──────── MATERIAL FOR THE TASK ────────

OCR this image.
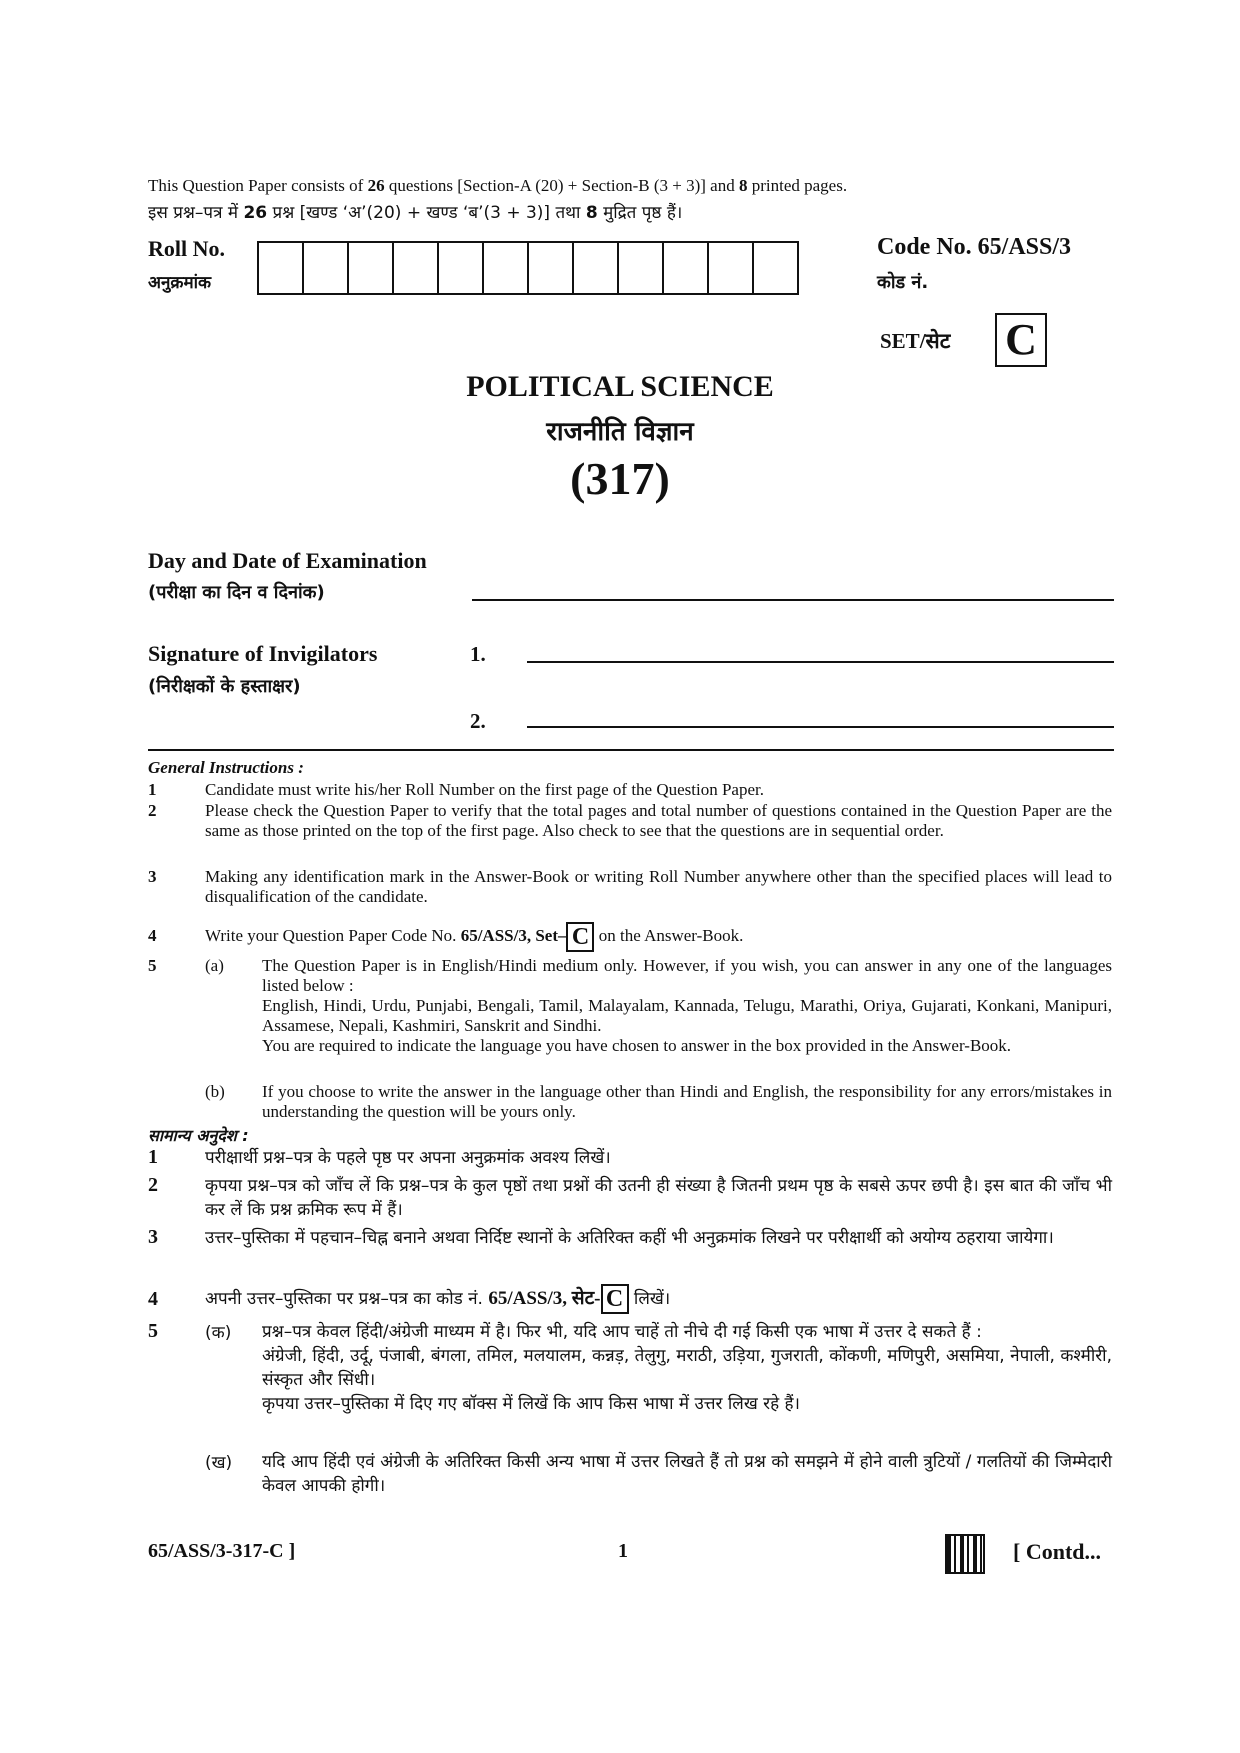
This Question Paper consists of 26 questions [Section-A (20) + Section-B (3 + 3)] and 8 printed pages.
इस प्रश्न–पत्र में 26 प्रश्न [खण्ड ‘अ’(20) + खण्ड ‘ब’(3 + 3)] तथा 8 मुद्रित पृष्ठ हैं।
Roll No.
अनुक्रमांक
Code No. 65/ASS/3
कोड नं.
SET/सेट C
POLITICAL SCIENCE
राजनीति विज्ञान
(317)
Day and Date of Examination
(परीक्षा का दिन व दिनांक)
Signature of Invigilators
(निरीक्षकों के हस्ताक्षर)
1.
2.
General Instructions :
1	Candidate must write his/her Roll Number on the first page of the Question Paper.
2	Please check the Question Paper to verify that the total pages and total number of questions contained in the Question Paper are the same as those printed on the top of the first page. Also check to see that the questions are in sequential order.
3	Making any identification mark in the Answer-Book or writing Roll Number anywhere other than the specified places will lead to disqualification of the candidate.
4	Write your Question Paper Code No. 65/ASS/3, Set– C on the Answer-Book.
5	(a) The Question Paper is in English/Hindi medium only. However, if you wish, you can answer in any one of the languages listed below :
English, Hindi, Urdu, Punjabi, Bengali, Tamil, Malayalam, Kannada, Telugu, Marathi, Oriya, Gujarati, Konkani, Manipuri, Assamese, Nepali, Kashmiri, Sanskrit and Sindhi.
You are required to indicate the language you have chosen to answer in the box provided in the Answer-Book.
(b) If you choose to write the answer in the language other than Hindi and English, the responsibility for any errors/mistakes in understanding the question will be yours only.
सामान्य अनुदेश :
1	परीक्षार्थी प्रश्न–पत्र के पहले पृष्ठ पर अपना अनुक्रमांक अवश्य लिखें।
2	कृपया प्रश्न–पत्र को जाँच लें कि प्रश्न–पत्र के कुल पृष्ठों तथा प्रश्नों की उतनी ही संख्या है जितनी प्रथम पृष्ठ के सबसे ऊपर छपी है। इस बात की जाँच भी कर लें कि प्रश्न क्रमिक रूप में हैं।
3	उत्तर–पुस्तिका में पहचान–चिह्न बनाने अथवा निर्दिष्ट स्थानों के अतिरिक्त कहीं भी अनुक्रमांक लिखने पर परीक्षार्थी को अयोग्य ठहराया जायेगा।
4	अपनी उत्तर–पुस्तिका पर प्रश्न–पत्र का कोड नं. 65/ASS/3, सेट- C लिखें।
5	(क) प्रश्न–पत्र केवल हिंदी/अंग्रेजी माध्यम में है। फिर भी, यदि आप चाहें तो नीचे दी गई किसी एक भाषा में उत्तर दे सकते हैं :
अंग्रेजी, हिंदी, उर्दू, पंजाबी, बंगला, तमिल, मलयालम, कन्नड़, तेलुगु, मराठी, उड़िया, गुजराती, कोंकणी, मणिपुरी, असमिया, नेपाली, कश्मीरी, संस्कृत और सिंधी।
कृपया उत्तर–पुस्तिका में दिए गए बॉक्स में लिखें कि आप किस भाषा में उत्तर लिख रहे हैं।
(ख) यदि आप हिंदी एवं अंग्रेजी के अतिरिक्त किसी अन्य भाषा में उत्तर लिखते हैं तो प्रश्न को समझने में होने वाली त्रुटियों / गलतियों की जिम्मेदारी केवल आपकी होगी।
65/ASS/3-317-C ]	1	[ Contd...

────────

THE REQUEST → Of the lines in the material, how many include "Book"? Respond with the number alone.

ANSWER TO THIS PROBLEM → 3